##### THE DATA

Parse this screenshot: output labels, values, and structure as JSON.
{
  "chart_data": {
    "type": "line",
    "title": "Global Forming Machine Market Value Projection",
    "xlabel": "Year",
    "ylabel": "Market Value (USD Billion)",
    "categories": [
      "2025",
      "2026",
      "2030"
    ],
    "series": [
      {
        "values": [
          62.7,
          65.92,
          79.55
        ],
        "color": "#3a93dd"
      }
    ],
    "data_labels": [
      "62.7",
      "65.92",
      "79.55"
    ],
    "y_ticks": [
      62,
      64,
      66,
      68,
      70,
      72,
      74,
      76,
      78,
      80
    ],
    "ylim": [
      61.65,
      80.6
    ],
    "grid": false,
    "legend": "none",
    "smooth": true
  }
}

##########

**PROBLEM REQUIREMENTS:** Every record above should be output exactly.

**EXERCISE SOLUTION:**
Parse this screenshot: output labels, values, and structure as JSON.
{
  "chart_data": {
    "type": "line",
    "title": "Global Forming Machine Market Value Projection",
    "xlabel": "Year",
    "ylabel": "Market Value (USD Billion)",
    "categories": [
      "2025",
      "2026",
      "2030"
    ],
    "series": [
      {
        "values": [
          62.7,
          65.92,
          79.55
        ],
        "color": "#3a93dd"
      }
    ],
    "data_labels": [
      "62.7",
      "65.92",
      "79.55"
    ],
    "y_ticks": [
      62,
      64,
      66,
      68,
      70,
      72,
      74,
      76,
      78,
      80
    ],
    "ylim": [
      61.65,
      80.6
    ],
    "grid": false,
    "legend": "none",
    "smooth": true
  }
}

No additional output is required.